— START Data for this exercise —

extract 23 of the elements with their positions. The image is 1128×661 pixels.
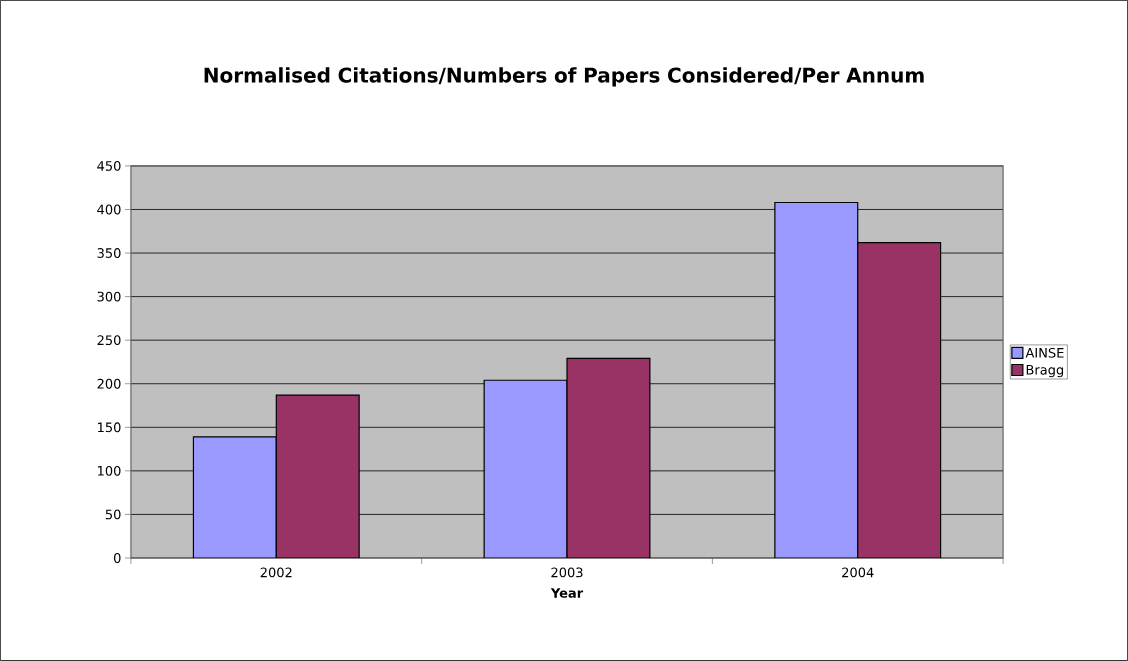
y-tick-label: 300 [97,291,121,302]
bar [774,201,859,559]
x-tick-label: 2003 [551,567,583,578]
y-tick-label: 200 [97,378,121,389]
y-tick-label: 50 [105,509,121,520]
y-tick-label: 150 [98,422,121,433]
bar [192,436,277,559]
legend-label: AINSE [1025,347,1064,358]
chart-title: Normalised Citations/Numbers of Papers Considered/Per Annum [204,67,924,87]
y-tick-label: 0 [114,553,121,563]
x-tick-label: 2002 [260,567,292,578]
bar [566,357,651,559]
x-tick-label: 2004 [842,567,874,578]
bar [275,394,360,559]
bar [857,242,942,559]
y-tick-label: 250 [97,335,121,346]
y-tick-label: 450 [97,161,121,171]
x-axis-title: Year [550,588,584,598]
bar [483,379,568,559]
y-tick-label: 350 [97,248,121,259]
y-tick-label: 400 [97,204,121,215]
y-tick-label: 100 [98,465,121,476]
legend-label: Bragg [1026,365,1064,378]
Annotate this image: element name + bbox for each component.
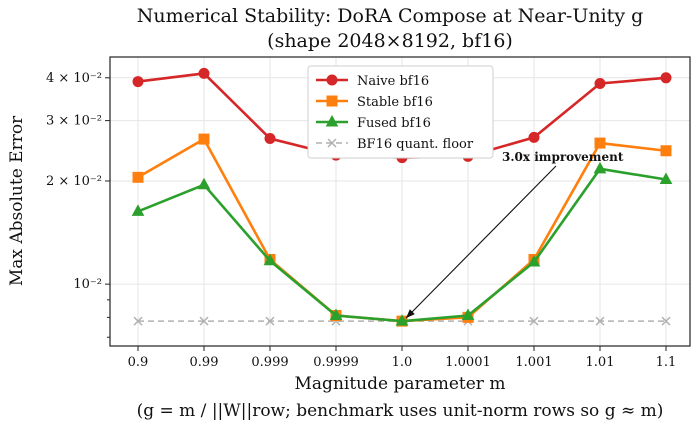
- x-axis-caption: (g = m / ||W||row; benchmark uses unit-n…: [137, 401, 664, 421]
- x-tick-label: 0.99: [190, 355, 219, 370]
- data-point: [198, 133, 210, 145]
- data-point: [326, 95, 338, 107]
- data-point: [593, 161, 607, 174]
- legend: Naive bf16 Stable bf16 Fused bf16 BF16 quan…: [307, 65, 494, 159]
- tick-layer: 0.9 0.99 0.999 0.9999 1.0 1.0001 1.001 1.01 1.1 1…: [46, 71, 676, 370]
- data-point: [529, 316, 539, 326]
- annotation-arrowhead: [406, 309, 415, 319]
- annotation: 3.0x improvement: [405, 150, 624, 319]
- data-point: [197, 177, 211, 190]
- data-point: [661, 316, 671, 326]
- data-point: [326, 74, 338, 86]
- legend-label: Naive bf16: [357, 74, 429, 89]
- data-point: [327, 138, 337, 148]
- data-point: [395, 314, 409, 326]
- data-point: [329, 308, 343, 321]
- plot-area-frame: [109, 56, 691, 347]
- data-point: [528, 131, 540, 143]
- chart-title-line1: Numerical Stability: DoRA Compose at Nea…: [137, 5, 644, 27]
- data-point-stroke: [133, 316, 143, 326]
- data-point: [595, 316, 605, 326]
- data-point-stroke: [265, 316, 275, 326]
- annotation-label: 3.0x improvement: [502, 150, 624, 164]
- data-point: [594, 77, 606, 89]
- data-point: [198, 67, 210, 79]
- legend-label: BF16 quant. floor: [357, 137, 474, 152]
- data-point: [461, 308, 475, 321]
- chart-title-line2: (shape 2048×8192, bf16): [267, 30, 513, 52]
- y-tick-label: 2 × 10⁻²: [46, 174, 102, 189]
- legend-entry: Fused bf16: [316, 114, 431, 131]
- y-axis-title: Max Absolute Error: [7, 115, 27, 286]
- data-point: [594, 137, 606, 149]
- data-point: [660, 72, 672, 84]
- data-point-stroke: [529, 316, 539, 326]
- data-point: [132, 76, 144, 88]
- legend-entry: Naive bf16: [316, 74, 429, 89]
- x-tick-label: 1.1: [656, 355, 677, 370]
- y-tick-label: 10⁻²: [73, 277, 102, 292]
- series-fused-bf16: [131, 161, 673, 326]
- legend-label: Stable bf16: [357, 95, 433, 110]
- data-point: [265, 316, 275, 326]
- y-tick-label: 3 × 10⁻²: [46, 114, 102, 129]
- x-tick-label: 0.9: [128, 355, 149, 370]
- x-tick-label: 1.001: [515, 355, 552, 370]
- x-tick-label: 1.0: [392, 355, 413, 370]
- x-axis-title: Magnitude parameter m: [295, 374, 506, 394]
- data-point: [325, 114, 339, 127]
- data-point-stroke: [661, 316, 671, 326]
- annotation-arrow: [405, 165, 557, 319]
- data-point: [264, 133, 276, 145]
- data-point: [199, 316, 209, 326]
- data-point: [527, 255, 541, 267]
- legend-box: [307, 65, 494, 159]
- data-point: [131, 204, 145, 216]
- data-point: [660, 145, 672, 157]
- data-point: [133, 316, 143, 326]
- data-point-stroke: [327, 138, 337, 148]
- y-tick-label: 4 × 10⁻²: [46, 71, 102, 86]
- x-tick-label: 1.01: [586, 355, 615, 370]
- legend-label: Fused bf16: [357, 116, 431, 131]
- data-point-stroke: [595, 316, 605, 326]
- data-point-stroke: [199, 316, 209, 326]
- legend-entry: Stable bf16: [316, 95, 433, 110]
- data-point: [132, 171, 144, 183]
- data-point: [263, 253, 277, 266]
- x-tick-label: 1.0001: [445, 355, 491, 370]
- data-point: [659, 172, 673, 184]
- x-tick-label: 0.9999: [313, 355, 359, 370]
- x-tick-label: 0.999: [251, 355, 288, 370]
- legend-entry: BF16 quant. floor: [316, 137, 474, 152]
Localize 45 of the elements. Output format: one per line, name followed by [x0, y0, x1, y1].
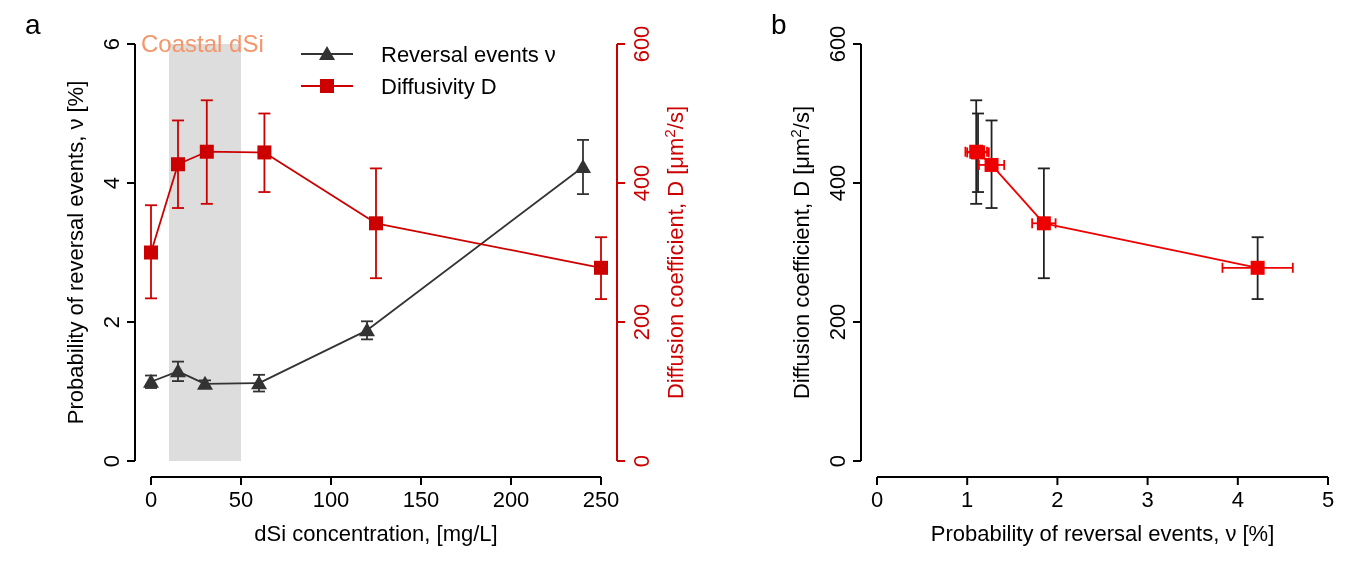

— END Data for this exercise —

Exercise prompt — Return every item above word for word, without the pictures.

Response for this exercise —
extract 23 of the elements with their positions. The image is 1128×661 pixels.
y-tick-label: 300 [97,291,121,302]
bar [774,201,859,559]
x-tick-label: 2003 [551,567,583,578]
y-tick-label: 200 [97,378,121,389]
y-tick-label: 50 [105,509,121,520]
y-tick-label: 150 [98,422,121,433]
bar [192,436,277,559]
legend-label: AINSE [1025,347,1064,358]
chart-title: Normalised Citations/Numbers of Papers Considered/Per Annum [204,67,924,87]
y-tick-label: 0 [114,553,121,563]
x-tick-label: 2002 [260,567,292,578]
bar [566,357,651,559]
x-tick-label: 2004 [842,567,874,578]
bar [275,394,360,559]
bar [857,242,942,559]
y-tick-label: 250 [97,335,121,346]
y-tick-label: 450 [97,161,121,171]
x-axis-title: Year [550,588,584,598]
bar [483,379,568,559]
y-tick-label: 350 [97,248,121,259]
y-tick-label: 400 [97,204,121,215]
y-tick-label: 100 [98,465,121,476]
legend-label: Bragg [1026,365,1064,378]
Annotate this image: element name + bbox for each component.
- x-axis-caption: (g = m / ||W||row; benchmark uses unit-n…: [137, 401, 664, 421]
- x-tick-label: 0.99: [190, 355, 219, 370]
- data-point: [198, 133, 210, 145]
- data-point: [326, 95, 338, 107]
- data-point: [593, 161, 607, 174]
- legend: Naive bf16 Stable bf16 Fused bf16 BF16 quan…: [307, 65, 494, 159]
- tick-layer: 0.9 0.99 0.999 0.9999 1.0 1.0001 1.001 1.01 1.1 1…: [46, 71, 676, 370]
- data-point: [529, 316, 539, 326]
- annotation-arrowhead: [406, 309, 415, 319]
- annotation: 3.0x improvement: [405, 150, 624, 319]
- data-point: [197, 177, 211, 190]
- data-point: [661, 316, 671, 326]
- data-point: [326, 74, 338, 86]
- legend-label: Naive bf16: [357, 74, 429, 89]
- data-point: [327, 138, 337, 148]
- data-point: [395, 314, 409, 326]
- data-point: [329, 308, 343, 321]
- plot-area-frame: [109, 56, 691, 347]
- data-point: [528, 131, 540, 143]
- chart-title-line1: Numerical Stability: DoRA Compose at Nea…: [137, 5, 644, 27]
- data-point-stroke: [133, 316, 143, 326]
- data-point: [595, 316, 605, 326]
- data-point-stroke: [265, 316, 275, 326]
- annotation-label: 3.0x improvement: [502, 150, 624, 164]
- data-point: [594, 77, 606, 89]
- data-point: [198, 67, 210, 79]
- legend-label: BF16 quant. floor: [357, 137, 474, 152]
- data-point: [461, 308, 475, 321]
- chart-title-line2: (shape 2048×8192, bf16): [267, 30, 513, 52]
- y-tick-label: 2 × 10⁻²: [46, 174, 102, 189]
- legend-entry: Fused bf16: [316, 114, 431, 131]
- y-axis-title: Max Absolute Error: [7, 115, 27, 286]
- data-point: [594, 137, 606, 149]
- data-point: [660, 72, 672, 84]
- data-point-stroke: [529, 316, 539, 326]
- data-point: [132, 76, 144, 88]
- legend-entry: Naive bf16: [316, 74, 429, 89]
- x-tick-label: 1.1: [656, 355, 677, 370]
- y-tick-label: 10⁻²: [73, 277, 102, 292]
- series-fused-bf16: [131, 161, 673, 326]
- legend-label: Stable bf16: [357, 95, 433, 110]
- data-point: [265, 316, 275, 326]
- y-tick-label: 3 × 10⁻²: [46, 114, 102, 129]
- x-tick-label: 0.9: [128, 355, 149, 370]
- x-tick-label: 1.001: [515, 355, 552, 370]
- x-tick-label: 1.0: [392, 355, 413, 370]
- x-axis-title: Magnitude parameter m: [295, 374, 506, 394]
- data-point: [325, 114, 339, 127]
- data-point-stroke: [661, 316, 671, 326]
- annotation-arrow: [405, 165, 557, 319]
- data-point: [264, 133, 276, 145]
- data-point: [199, 316, 209, 326]
- data-point: [527, 255, 541, 267]
- legend-box: [307, 65, 494, 159]
- data-point: [131, 204, 145, 216]
- data-point: [660, 145, 672, 157]
- data-point: [133, 316, 143, 326]
- data-point-stroke: [327, 138, 337, 148]
- y-tick-label: 4 × 10⁻²: [46, 71, 102, 86]
- x-tick-label: 1.01: [586, 355, 615, 370]
- legend-label: Fused bf16: [357, 116, 431, 131]
- data-point-stroke: [595, 316, 605, 326]
- data-point-stroke: [199, 316, 209, 326]
- legend-entry: Stable bf16: [316, 95, 433, 110]
- data-point: [132, 171, 144, 183]
- data-point: [263, 253, 277, 266]
- x-tick-label: 1.0001: [445, 355, 491, 370]
- data-point: [659, 172, 673, 184]
- x-tick-label: 0.9999: [313, 355, 359, 370]
- x-tick-label: 0.999: [251, 355, 288, 370]
- legend-entry: BF16 quant. floor: [316, 137, 474, 152]
Localize 45 of the elements. Output format: one per line, name followed by [x0, y0, x1, y1].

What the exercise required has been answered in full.